------ Records to use

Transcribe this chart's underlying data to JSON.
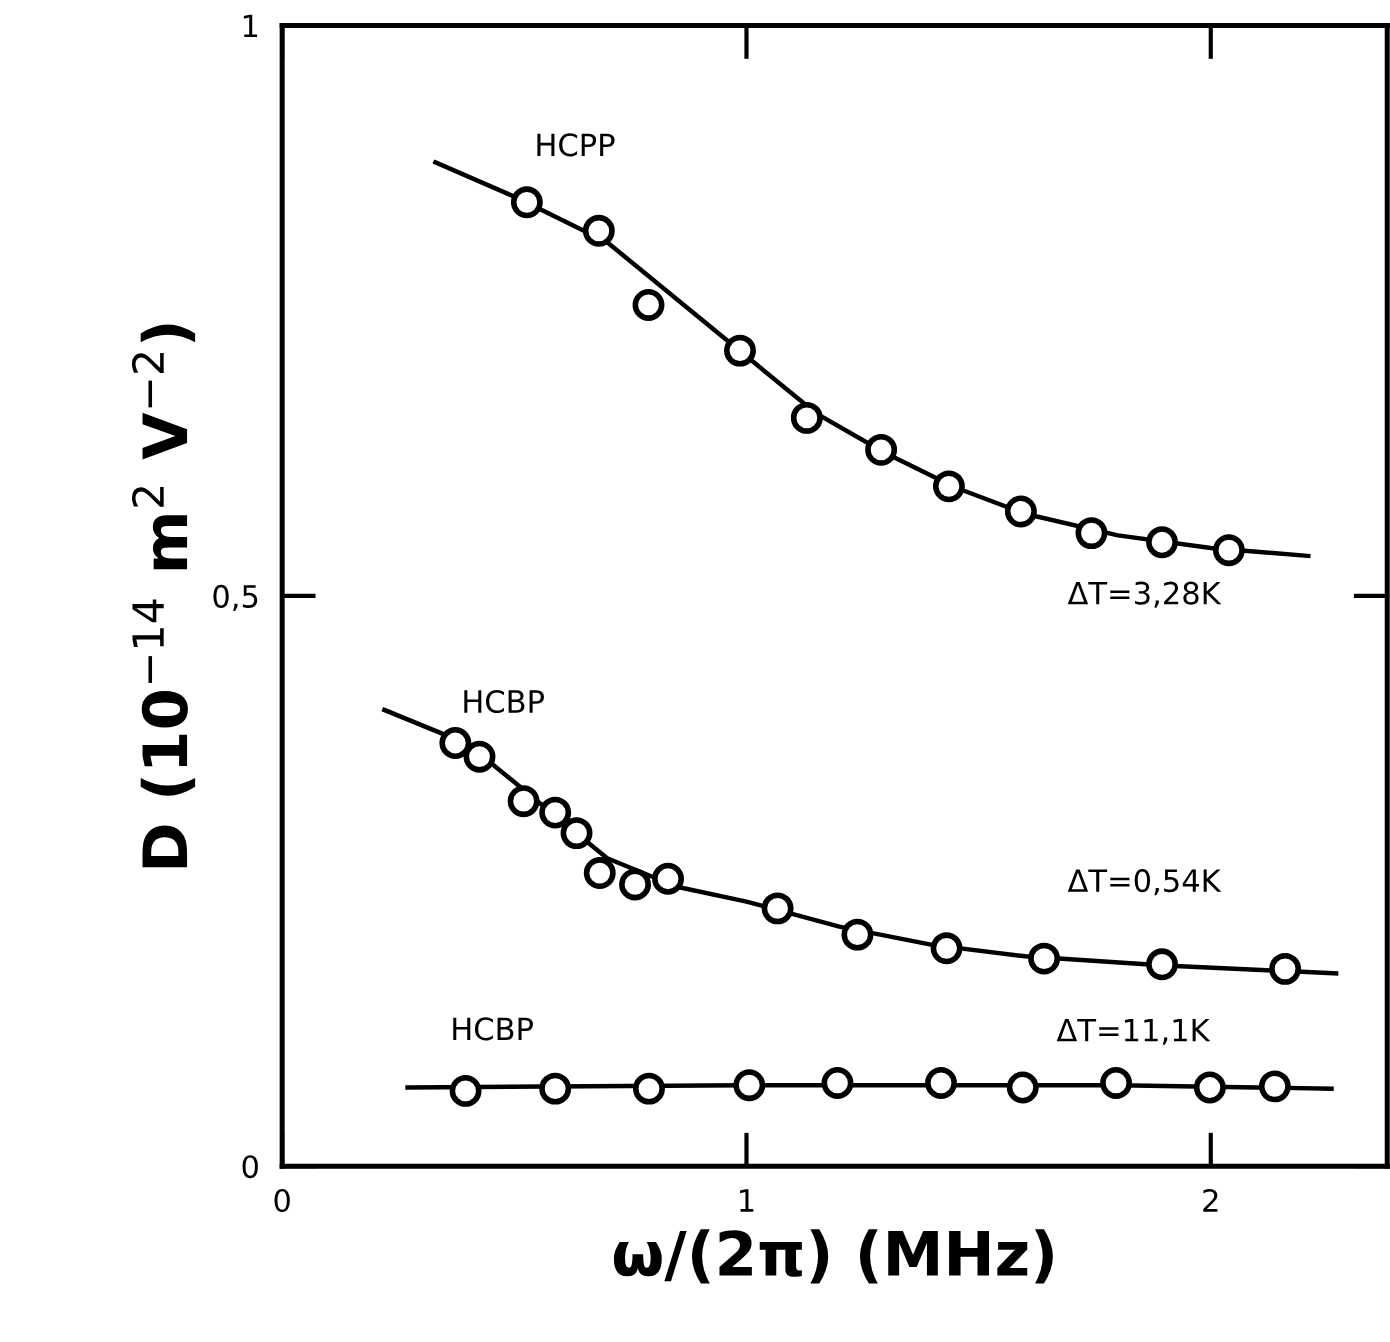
{
  "chart_data": {
    "type": "scatter",
    "xlabel": "ω/(2π) (MHz)",
    "ylabel": "D (10$^{−14}$ m$^{2}$ V$^{−2}$)",
    "xlim": [
      0,
      2.38
    ],
    "ylim": [
      0,
      1
    ],
    "xticks": [
      0,
      1,
      2
    ],
    "yticks": [
      0,
      {
        "value": 0.5,
        "label": "0,5"
      },
      1
    ],
    "grid": false,
    "legend": false,
    "series": [
      {
        "marker": "circle",
        "color": "#000000",
        "x": [
          0.527,
          0.682,
          0.789,
          0.986,
          1.13,
          1.29,
          1.436,
          1.591,
          1.743,
          1.895,
          2.039
        ],
        "values": [
          0.845,
          0.82,
          0.755,
          0.715,
          0.656,
          0.628,
          0.596,
          0.574,
          0.555,
          0.547,
          0.54
        ]
      },
      {
        "type": "line",
        "line_style": "solid",
        "color": "#000000",
        "x": [
          0.33,
          0.5,
          0.7,
          0.85,
          1.0,
          1.15,
          1.3,
          1.45,
          1.6,
          1.8,
          2.0,
          2.21
        ],
        "values": [
          0.88,
          0.85,
          0.81,
          0.76,
          0.71,
          0.66,
          0.625,
          0.595,
          0.572,
          0.553,
          0.542,
          0.535
        ]
      },
      {
        "marker": "circle",
        "color": "#000000",
        "x": [
          0.373,
          0.425,
          0.52,
          0.588,
          0.634,
          0.684,
          0.76,
          0.831,
          1.067,
          1.239,
          1.431,
          1.641,
          1.895,
          2.16
        ],
        "values": [
          0.371,
          0.359,
          0.32,
          0.31,
          0.292,
          0.257,
          0.247,
          0.252,
          0.226,
          0.203,
          0.191,
          0.182,
          0.177,
          0.173
        ]
      },
      {
        "type": "line",
        "line_style": "solid",
        "color": "#000000",
        "x": [
          0.22,
          0.4,
          0.55,
          0.7,
          0.85,
          1.0,
          1.2,
          1.4,
          1.6,
          1.9,
          2.27
        ],
        "values": [
          0.4,
          0.37,
          0.32,
          0.27,
          0.245,
          0.232,
          0.21,
          0.194,
          0.184,
          0.176,
          0.169
        ]
      },
      {
        "marker": "circle",
        "color": "#000000",
        "x": [
          0.395,
          0.588,
          0.79,
          1.006,
          1.196,
          1.419,
          1.595,
          1.796,
          1.998,
          2.138
        ],
        "values": [
          0.066,
          0.068,
          0.068,
          0.071,
          0.073,
          0.073,
          0.069,
          0.073,
          0.069,
          0.07
        ]
      },
      {
        "type": "line",
        "line_style": "solid",
        "color": "#000000",
        "x": [
          0.27,
          1.0,
          1.8,
          2.26
        ],
        "values": [
          0.069,
          0.071,
          0.071,
          0.068
        ]
      }
    ],
    "annotations": [
      "HCPP",
      "ΔT=3,28K",
      "HCBP",
      "ΔT=0,54K",
      "HCBP",
      "ΔT=11,1K"
    ]
  }
}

------------

What you are asked to do>
Transcribe each entry precisely as given, leaving the pictures out.

Solution below>
Transcribe this chart's underlying data to JSON.
{
  "chart_data": {
    "type": "scatter",
    "xlabel": "ω/(2π) (MHz)",
    "ylabel": "D (10$^{−14}$ m$^{2}$ V$^{−2}$)",
    "xlim": [
      0,
      2.38
    ],
    "ylim": [
      0,
      1
    ],
    "xticks": [
      0,
      1,
      2
    ],
    "yticks": [
      0,
      {
        "value": 0.5,
        "label": "0,5"
      },
      1
    ],
    "grid": false,
    "legend": false,
    "series": [
      {
        "marker": "circle",
        "color": "#000000",
        "x": [
          0.527,
          0.682,
          0.789,
          0.986,
          1.13,
          1.29,
          1.436,
          1.591,
          1.743,
          1.895,
          2.039
        ],
        "values": [
          0.845,
          0.82,
          0.755,
          0.715,
          0.656,
          0.628,
          0.596,
          0.574,
          0.555,
          0.547,
          0.54
        ]
      },
      {
        "type": "line",
        "line_style": "solid",
        "color": "#000000",
        "x": [
          0.33,
          0.5,
          0.7,
          0.85,
          1.0,
          1.15,
          1.3,
          1.45,
          1.6,
          1.8,
          2.0,
          2.21
        ],
        "values": [
          0.88,
          0.85,
          0.81,
          0.76,
          0.71,
          0.66,
          0.625,
          0.595,
          0.572,
          0.553,
          0.542,
          0.535
        ]
      },
      {
        "marker": "circle",
        "color": "#000000",
        "x": [
          0.373,
          0.425,
          0.52,
          0.588,
          0.634,
          0.684,
          0.76,
          0.831,
          1.067,
          1.239,
          1.431,
          1.641,
          1.895,
          2.16
        ],
        "values": [
          0.371,
          0.359,
          0.32,
          0.31,
          0.292,
          0.257,
          0.247,
          0.252,
          0.226,
          0.203,
          0.191,
          0.182,
          0.177,
          0.173
        ]
      },
      {
        "type": "line",
        "line_style": "solid",
        "color": "#000000",
        "x": [
          0.22,
          0.4,
          0.55,
          0.7,
          0.85,
          1.0,
          1.2,
          1.4,
          1.6,
          1.9,
          2.27
        ],
        "values": [
          0.4,
          0.37,
          0.32,
          0.27,
          0.245,
          0.232,
          0.21,
          0.194,
          0.184,
          0.176,
          0.169
        ]
      },
      {
        "marker": "circle",
        "color": "#000000",
        "x": [
          0.395,
          0.588,
          0.79,
          1.006,
          1.196,
          1.419,
          1.595,
          1.796,
          1.998,
          2.138
        ],
        "values": [
          0.066,
          0.068,
          0.068,
          0.071,
          0.073,
          0.073,
          0.069,
          0.073,
          0.069,
          0.07
        ]
      },
      {
        "type": "line",
        "line_style": "solid",
        "color": "#000000",
        "x": [
          0.27,
          1.0,
          1.8,
          2.26
        ],
        "values": [
          0.069,
          0.071,
          0.071,
          0.068
        ]
      }
    ],
    "annotations": [
      "HCPP",
      "ΔT=3,28K",
      "HCBP",
      "ΔT=0,54K",
      "HCBP",
      "ΔT=11,1K"
    ]
  }
}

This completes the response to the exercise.